Stated task
Can you quote the records below in full, word for word?
begin
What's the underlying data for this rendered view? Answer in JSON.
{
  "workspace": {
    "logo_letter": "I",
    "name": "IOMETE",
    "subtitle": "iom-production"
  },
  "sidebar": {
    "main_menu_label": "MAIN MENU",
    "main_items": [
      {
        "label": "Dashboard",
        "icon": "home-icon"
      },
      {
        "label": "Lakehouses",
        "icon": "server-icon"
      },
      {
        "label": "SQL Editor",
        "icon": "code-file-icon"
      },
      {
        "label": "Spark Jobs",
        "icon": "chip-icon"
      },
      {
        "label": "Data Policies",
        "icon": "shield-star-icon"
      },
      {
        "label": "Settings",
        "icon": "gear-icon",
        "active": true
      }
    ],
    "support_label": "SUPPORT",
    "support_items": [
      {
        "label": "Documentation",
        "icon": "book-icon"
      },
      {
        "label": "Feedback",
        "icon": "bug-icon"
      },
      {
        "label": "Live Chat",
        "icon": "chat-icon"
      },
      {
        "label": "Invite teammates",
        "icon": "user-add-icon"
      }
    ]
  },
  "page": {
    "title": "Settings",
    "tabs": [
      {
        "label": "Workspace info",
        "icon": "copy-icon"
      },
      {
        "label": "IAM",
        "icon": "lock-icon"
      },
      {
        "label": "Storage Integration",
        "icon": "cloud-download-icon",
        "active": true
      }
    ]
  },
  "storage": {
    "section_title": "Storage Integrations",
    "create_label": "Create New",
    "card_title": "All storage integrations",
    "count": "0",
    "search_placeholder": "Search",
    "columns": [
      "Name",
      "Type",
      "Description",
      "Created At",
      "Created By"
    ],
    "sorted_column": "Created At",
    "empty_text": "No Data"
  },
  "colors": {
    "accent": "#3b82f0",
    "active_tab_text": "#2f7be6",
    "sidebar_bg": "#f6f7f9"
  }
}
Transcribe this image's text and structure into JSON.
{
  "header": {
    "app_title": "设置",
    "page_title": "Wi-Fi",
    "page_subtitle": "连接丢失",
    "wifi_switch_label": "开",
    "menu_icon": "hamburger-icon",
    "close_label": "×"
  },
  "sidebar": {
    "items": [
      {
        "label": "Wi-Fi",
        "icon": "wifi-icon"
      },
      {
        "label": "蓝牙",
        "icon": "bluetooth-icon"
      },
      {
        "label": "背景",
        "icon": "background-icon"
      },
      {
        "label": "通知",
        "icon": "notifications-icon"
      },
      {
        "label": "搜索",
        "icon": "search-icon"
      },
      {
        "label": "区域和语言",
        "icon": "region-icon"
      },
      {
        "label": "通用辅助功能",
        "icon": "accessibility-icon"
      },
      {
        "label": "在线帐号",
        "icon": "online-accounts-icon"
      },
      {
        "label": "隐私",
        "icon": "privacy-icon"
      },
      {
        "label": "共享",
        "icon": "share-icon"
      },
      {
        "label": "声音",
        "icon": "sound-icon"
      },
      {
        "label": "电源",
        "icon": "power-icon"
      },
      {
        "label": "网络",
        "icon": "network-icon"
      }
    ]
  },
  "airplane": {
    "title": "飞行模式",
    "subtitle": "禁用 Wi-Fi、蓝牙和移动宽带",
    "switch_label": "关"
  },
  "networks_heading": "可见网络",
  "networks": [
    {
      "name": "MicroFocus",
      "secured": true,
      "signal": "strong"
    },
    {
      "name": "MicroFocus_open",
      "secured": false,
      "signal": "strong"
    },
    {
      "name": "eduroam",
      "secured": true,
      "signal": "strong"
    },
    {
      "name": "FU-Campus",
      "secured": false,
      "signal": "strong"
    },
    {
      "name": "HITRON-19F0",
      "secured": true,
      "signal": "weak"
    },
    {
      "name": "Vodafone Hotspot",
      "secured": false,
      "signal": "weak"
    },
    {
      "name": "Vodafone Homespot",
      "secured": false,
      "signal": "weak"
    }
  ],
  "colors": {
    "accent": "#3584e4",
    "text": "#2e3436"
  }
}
end
Task response
What's the underlying data for this rendered view? Answer in JSON.
{
  "workspace": {
    "logo_letter": "I",
    "name": "IOMETE",
    "subtitle": "iom-production"
  },
  "sidebar": {
    "main_menu_label": "MAIN MENU",
    "main_items": [
      {
        "label": "Dashboard",
        "icon": "home-icon"
      },
      {
        "label": "Lakehouses",
        "icon": "server-icon"
      },
      {
        "label": "SQL Editor",
        "icon": "code-file-icon"
      },
      {
        "label": "Spark Jobs",
        "icon": "chip-icon"
      },
      {
        "label": "Data Policies",
        "icon": "shield-star-icon"
      },
      {
        "label": "Settings",
        "icon": "gear-icon",
        "active": true
      }
    ],
    "support_label": "SUPPORT",
    "support_items": [
      {
        "label": "Documentation",
        "icon": "book-icon"
      },
      {
        "label": "Feedback",
        "icon": "bug-icon"
      },
      {
        "label": "Live Chat",
        "icon": "chat-icon"
      },
      {
        "label": "Invite teammates",
        "icon": "user-add-icon"
      }
    ]
  },
  "page": {
    "title": "Settings",
    "tabs": [
      {
        "label": "Workspace info",
        "icon": "copy-icon"
      },
      {
        "label": "IAM",
        "icon": "lock-icon"
      },
      {
        "label": "Storage Integration",
        "icon": "cloud-download-icon",
        "active": true
      }
    ]
  },
  "storage": {
    "section_title": "Storage Integrations",
    "create_label": "Create New",
    "card_title": "All storage integrations",
    "count": "0",
    "search_placeholder": "Search",
    "columns": [
      "Name",
      "Type",
      "Description",
      "Created At",
      "Created By"
    ],
    "sorted_column": "Created At",
    "empty_text": "No Data"
  },
  "colors": {
    "accent": "#3b82f0",
    "active_tab_text": "#2f7be6",
    "sidebar_bg": "#f6f7f9"
  }
}
Transcribe this image's text and structure into JSON.
{
  "header": {
    "app_title": "设置",
    "page_title": "Wi-Fi",
    "page_subtitle": "连接丢失",
    "wifi_switch_label": "开",
    "menu_icon": "hamburger-icon",
    "close_label": "×"
  },
  "sidebar": {
    "items": [
      {
        "label": "Wi-Fi",
        "icon": "wifi-icon"
      },
      {
        "label": "蓝牙",
        "icon": "bluetooth-icon"
      },
      {
        "label": "背景",
        "icon": "background-icon"
      },
      {
        "label": "通知",
        "icon": "notifications-icon"
      },
      {
        "label": "搜索",
        "icon": "search-icon"
      },
      {
        "label": "区域和语言",
        "icon": "region-icon"
      },
      {
        "label": "通用辅助功能",
        "icon": "accessibility-icon"
      },
      {
        "label": "在线帐号",
        "icon": "online-accounts-icon"
      },
      {
        "label": "隐私",
        "icon": "privacy-icon"
      },
      {
        "label": "共享",
        "icon": "share-icon"
      },
      {
        "label": "声音",
        "icon": "sound-icon"
      },
      {
        "label": "电源",
        "icon": "power-icon"
      },
      {
        "label": "网络",
        "icon": "network-icon"
      }
    ]
  },
  "airplane": {
    "title": "飞行模式",
    "subtitle": "禁用 Wi-Fi、蓝牙和移动宽带",
    "switch_label": "关"
  },
  "networks_heading": "可见网络",
  "networks": [
    {
      "name": "MicroFocus",
      "secured": true,
      "signal": "strong"
    },
    {
      "name": "MicroFocus_open",
      "secured": false,
      "signal": "strong"
    },
    {
      "name": "eduroam",
      "secured": true,
      "signal": "strong"
    },
    {
      "name": "FU-Campus",
      "secured": false,
      "signal": "strong"
    },
    {
      "name": "HITRON-19F0",
      "secured": true,
      "signal": "weak"
    },
    {
      "name": "Vodafone Hotspot",
      "secured": false,
      "signal": "weak"
    },
    {
      "name": "Vodafone Homespot",
      "secured": false,
      "signal": "weak"
    }
  ],
  "colors": {
    "accent": "#3584e4",
    "text": "#2e3436"
  }
}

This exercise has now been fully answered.